+++ 引用文 +++
たこわさ

アニメやゲーム、映画・本などのレビュー・感想・情報を中心にお送りする雑多ブログ。

竜ノ湖太郎「ミリオン・クラウン 2」感想――一真に突きつけられたのは「終わってしまった過去」と「誰も知らぬ未来」

ミリオン・クラウン2 (角川スニーカー文庫)

ようやく読了しました。
かなりのボリュームで、一言で言えば「大満足」でした。*1

作者氏のツイートを拝見したところ、一部書店では売り切れ続出とのこと。
やはりラノベ読者層の中にも、こういった「文字数と世界観の暴力」みたいな密度の濃い物語を求めていた人が多かった、ということでしょうか?*2

前巻を上回る376ページというボリュームに加えて、同作者の「問題児シリーズ」のオーディオドラマもおまけに付く*3という点も魅力的だったのかも。

(以下ネタバレ含む)

本作は、既に人類の文明がほぼ滅んでしまった未来が舞台。と言っても人々に絶望の色は無く、劇的に変わってしまった地球環境の中で、必死にあがいて生きている。
近年のラノベと言うと、アニメ化されている作品の傾向から見るに、「やり直し」*4だとか「チートで無双」だとか、比較的ストレスが少ないものが多い印象なので、この「絶望的な状況下の中でも必死にあがく」という世界観はもしかすると浮いているのかもしれませんが――私的にはそれがむしろ心地よく感じます。
壊滅し救いが残されていない世界観とも違い、「希望」も描いているところが好印象。
+++ 抜粋項目 +++
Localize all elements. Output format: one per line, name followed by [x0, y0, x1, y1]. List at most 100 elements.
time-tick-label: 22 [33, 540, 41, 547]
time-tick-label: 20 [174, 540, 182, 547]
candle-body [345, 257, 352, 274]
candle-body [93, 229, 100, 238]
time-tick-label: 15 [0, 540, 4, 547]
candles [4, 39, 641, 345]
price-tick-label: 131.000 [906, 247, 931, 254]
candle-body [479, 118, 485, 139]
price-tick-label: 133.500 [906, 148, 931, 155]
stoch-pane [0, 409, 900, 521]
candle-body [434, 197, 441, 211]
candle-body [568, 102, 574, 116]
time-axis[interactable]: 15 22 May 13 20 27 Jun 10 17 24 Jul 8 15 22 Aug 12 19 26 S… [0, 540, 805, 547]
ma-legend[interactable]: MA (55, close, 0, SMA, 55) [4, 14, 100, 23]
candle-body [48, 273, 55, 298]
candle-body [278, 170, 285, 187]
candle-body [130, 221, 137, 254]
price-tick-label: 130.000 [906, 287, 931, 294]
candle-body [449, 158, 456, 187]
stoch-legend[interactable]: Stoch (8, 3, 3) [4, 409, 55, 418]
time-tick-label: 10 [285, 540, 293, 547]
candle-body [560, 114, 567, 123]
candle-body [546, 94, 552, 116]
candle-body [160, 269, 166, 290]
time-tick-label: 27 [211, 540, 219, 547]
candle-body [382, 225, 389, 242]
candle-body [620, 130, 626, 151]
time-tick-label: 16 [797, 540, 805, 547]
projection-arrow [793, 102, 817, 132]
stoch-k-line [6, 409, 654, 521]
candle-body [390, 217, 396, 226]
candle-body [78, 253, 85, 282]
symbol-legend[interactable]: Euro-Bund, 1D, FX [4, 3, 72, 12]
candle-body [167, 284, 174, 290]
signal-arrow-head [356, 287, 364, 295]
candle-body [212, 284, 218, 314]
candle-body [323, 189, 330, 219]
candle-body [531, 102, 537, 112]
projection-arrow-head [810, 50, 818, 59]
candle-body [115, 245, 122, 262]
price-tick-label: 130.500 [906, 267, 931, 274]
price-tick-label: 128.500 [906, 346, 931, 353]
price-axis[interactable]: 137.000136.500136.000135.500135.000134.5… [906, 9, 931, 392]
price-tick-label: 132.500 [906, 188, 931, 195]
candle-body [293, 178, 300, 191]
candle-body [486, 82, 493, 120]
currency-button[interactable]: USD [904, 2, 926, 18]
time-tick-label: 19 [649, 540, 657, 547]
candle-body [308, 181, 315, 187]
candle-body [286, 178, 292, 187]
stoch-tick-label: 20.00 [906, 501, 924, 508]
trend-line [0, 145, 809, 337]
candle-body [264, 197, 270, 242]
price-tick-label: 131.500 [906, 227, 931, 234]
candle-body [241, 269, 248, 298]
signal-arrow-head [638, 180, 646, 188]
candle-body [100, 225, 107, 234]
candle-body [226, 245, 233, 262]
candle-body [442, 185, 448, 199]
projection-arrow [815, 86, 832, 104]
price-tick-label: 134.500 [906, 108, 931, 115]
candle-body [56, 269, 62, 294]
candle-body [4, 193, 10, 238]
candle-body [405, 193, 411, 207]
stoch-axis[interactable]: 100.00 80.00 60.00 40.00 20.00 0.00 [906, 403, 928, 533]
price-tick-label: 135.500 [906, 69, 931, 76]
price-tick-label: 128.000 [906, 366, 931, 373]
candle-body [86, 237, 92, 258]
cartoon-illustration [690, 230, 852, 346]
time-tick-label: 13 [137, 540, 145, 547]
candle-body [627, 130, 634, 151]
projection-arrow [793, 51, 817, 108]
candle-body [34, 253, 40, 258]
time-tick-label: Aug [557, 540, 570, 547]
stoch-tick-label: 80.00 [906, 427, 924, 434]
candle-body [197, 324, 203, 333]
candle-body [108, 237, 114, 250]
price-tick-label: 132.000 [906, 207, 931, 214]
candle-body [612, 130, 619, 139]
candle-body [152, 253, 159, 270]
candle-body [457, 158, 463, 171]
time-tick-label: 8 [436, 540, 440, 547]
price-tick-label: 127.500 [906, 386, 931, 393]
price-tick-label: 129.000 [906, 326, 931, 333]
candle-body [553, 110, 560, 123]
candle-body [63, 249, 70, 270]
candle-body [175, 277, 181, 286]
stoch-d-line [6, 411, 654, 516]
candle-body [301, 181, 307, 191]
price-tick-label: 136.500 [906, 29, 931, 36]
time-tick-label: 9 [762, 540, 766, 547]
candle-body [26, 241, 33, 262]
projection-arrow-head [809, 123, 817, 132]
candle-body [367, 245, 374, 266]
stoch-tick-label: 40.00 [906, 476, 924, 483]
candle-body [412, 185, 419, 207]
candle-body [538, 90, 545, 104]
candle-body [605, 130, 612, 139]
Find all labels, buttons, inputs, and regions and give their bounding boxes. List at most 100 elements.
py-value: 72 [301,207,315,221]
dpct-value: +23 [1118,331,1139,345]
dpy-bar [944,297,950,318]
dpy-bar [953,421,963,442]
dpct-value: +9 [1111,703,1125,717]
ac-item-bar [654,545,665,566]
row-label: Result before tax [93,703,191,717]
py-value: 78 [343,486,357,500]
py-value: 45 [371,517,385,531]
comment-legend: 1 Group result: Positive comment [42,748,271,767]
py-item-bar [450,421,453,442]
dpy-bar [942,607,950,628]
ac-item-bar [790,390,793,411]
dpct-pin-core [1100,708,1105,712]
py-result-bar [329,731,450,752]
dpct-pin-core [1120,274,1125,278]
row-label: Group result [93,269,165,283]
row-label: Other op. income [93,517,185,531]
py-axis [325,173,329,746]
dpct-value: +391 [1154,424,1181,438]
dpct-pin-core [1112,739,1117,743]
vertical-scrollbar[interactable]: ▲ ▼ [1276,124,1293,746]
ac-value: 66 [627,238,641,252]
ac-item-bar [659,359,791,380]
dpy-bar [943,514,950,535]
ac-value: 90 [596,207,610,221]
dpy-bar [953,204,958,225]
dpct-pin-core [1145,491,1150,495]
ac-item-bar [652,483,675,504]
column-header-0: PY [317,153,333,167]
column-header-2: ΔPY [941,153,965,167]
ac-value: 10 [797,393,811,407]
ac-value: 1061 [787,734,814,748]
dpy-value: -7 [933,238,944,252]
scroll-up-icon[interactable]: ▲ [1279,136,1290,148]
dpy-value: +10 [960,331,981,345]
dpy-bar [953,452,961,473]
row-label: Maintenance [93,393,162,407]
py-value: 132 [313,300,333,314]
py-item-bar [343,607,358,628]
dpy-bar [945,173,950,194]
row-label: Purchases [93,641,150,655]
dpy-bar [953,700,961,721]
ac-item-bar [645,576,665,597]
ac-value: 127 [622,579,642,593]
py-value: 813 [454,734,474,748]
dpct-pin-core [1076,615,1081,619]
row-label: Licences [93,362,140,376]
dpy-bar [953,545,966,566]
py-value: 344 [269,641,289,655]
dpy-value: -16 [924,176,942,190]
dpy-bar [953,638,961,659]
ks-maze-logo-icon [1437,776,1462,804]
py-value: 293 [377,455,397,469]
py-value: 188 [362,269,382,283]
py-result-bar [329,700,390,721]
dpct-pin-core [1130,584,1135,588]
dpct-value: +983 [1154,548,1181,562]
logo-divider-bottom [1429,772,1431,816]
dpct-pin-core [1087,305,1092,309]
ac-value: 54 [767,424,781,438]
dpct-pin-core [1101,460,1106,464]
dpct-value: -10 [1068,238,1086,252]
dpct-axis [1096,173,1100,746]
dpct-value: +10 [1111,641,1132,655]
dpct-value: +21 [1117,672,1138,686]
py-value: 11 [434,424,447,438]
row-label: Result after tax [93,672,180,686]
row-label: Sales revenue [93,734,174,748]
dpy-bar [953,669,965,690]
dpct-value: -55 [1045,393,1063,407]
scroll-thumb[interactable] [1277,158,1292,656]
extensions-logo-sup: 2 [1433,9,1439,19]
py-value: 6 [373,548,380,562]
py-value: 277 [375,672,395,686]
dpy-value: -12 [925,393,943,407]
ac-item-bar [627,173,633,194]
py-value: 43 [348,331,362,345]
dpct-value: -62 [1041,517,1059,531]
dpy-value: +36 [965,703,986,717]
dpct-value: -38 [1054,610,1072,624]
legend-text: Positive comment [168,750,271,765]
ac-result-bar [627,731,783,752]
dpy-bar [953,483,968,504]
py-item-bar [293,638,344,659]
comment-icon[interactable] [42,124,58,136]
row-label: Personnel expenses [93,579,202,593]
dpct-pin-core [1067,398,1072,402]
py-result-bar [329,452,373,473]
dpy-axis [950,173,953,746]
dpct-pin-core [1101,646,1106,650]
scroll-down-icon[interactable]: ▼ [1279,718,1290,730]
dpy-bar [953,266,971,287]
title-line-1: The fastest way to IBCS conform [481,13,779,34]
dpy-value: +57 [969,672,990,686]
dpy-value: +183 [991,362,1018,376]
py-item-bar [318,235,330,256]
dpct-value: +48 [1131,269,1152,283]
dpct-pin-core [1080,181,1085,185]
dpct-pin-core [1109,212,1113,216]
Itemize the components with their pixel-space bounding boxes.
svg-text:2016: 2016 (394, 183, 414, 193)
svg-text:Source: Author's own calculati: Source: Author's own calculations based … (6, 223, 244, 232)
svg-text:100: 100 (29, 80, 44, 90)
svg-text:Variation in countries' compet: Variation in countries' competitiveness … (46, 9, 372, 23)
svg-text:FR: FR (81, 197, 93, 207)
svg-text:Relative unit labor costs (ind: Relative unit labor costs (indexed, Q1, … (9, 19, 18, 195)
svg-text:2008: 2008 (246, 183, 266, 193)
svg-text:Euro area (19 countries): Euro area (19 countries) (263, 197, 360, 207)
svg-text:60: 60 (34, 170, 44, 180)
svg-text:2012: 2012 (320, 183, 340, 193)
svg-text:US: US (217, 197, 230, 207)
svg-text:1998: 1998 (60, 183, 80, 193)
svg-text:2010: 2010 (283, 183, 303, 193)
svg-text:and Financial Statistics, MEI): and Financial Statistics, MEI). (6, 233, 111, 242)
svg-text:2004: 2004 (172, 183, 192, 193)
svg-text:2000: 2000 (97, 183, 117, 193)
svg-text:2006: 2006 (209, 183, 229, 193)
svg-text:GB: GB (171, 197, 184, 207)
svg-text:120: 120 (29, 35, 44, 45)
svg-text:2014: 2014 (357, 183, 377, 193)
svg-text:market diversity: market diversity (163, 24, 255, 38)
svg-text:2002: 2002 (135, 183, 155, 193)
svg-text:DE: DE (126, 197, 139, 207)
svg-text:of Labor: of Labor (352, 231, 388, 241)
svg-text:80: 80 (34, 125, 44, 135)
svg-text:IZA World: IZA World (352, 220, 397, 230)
+++
▶ _課題内容_: 『ミリオン・クラウン 2』の感想文を、最後の文の後から続けて書くこと。 これらの項目は別の出典から取ったものである。

▶ _解答_:
それを象徴するのが主人公の一真
世界が滅びる直前に眠りにつき、300年の時を経て蘇った彼にとって見れば、人類の滅びは「既に終わってしまったこと」。自分のうかがい知らぬところで、家族も友人も、みんなとっくの昔に死んでしまっている。彼にはその事実を、記録から「知る」ことしか出来ない。
親友の残した日誌から、友人達の苦難や死を知っても今更助けることは出来ない。何も出来ない。どうしようもない。

ひょんな出来事から発見した白骨死体の遺品の中に、片思いしていた年上の女性へ送ったペンダントがあっても……なにも出来ない。
全てはもう、300年も前に終わってしまっている。

それでも歩みを止めない、悲しみを持て余しつつも今生きている自分を無駄にしない一真の生き方が、なんというかこう、「主人公」だよなぁ、と。
この「ミリオン・クラウン」という作品を描く上で、本当によく設計された主人公だと感心するばかりです。

もはやどうにもならない「終わってしまった過去」を抱えつつも、決してやけっぱちになって「未来」を諦めたりしない。今、自分にできる最善を尽くす。
命をかけることはあっても、命を無駄遣いすることはしない。
そういったある種の哲学にしびれます。

あと、仏頂面なので分かりにくいですが、はっきりスケベなのも好印象ですね(笑)。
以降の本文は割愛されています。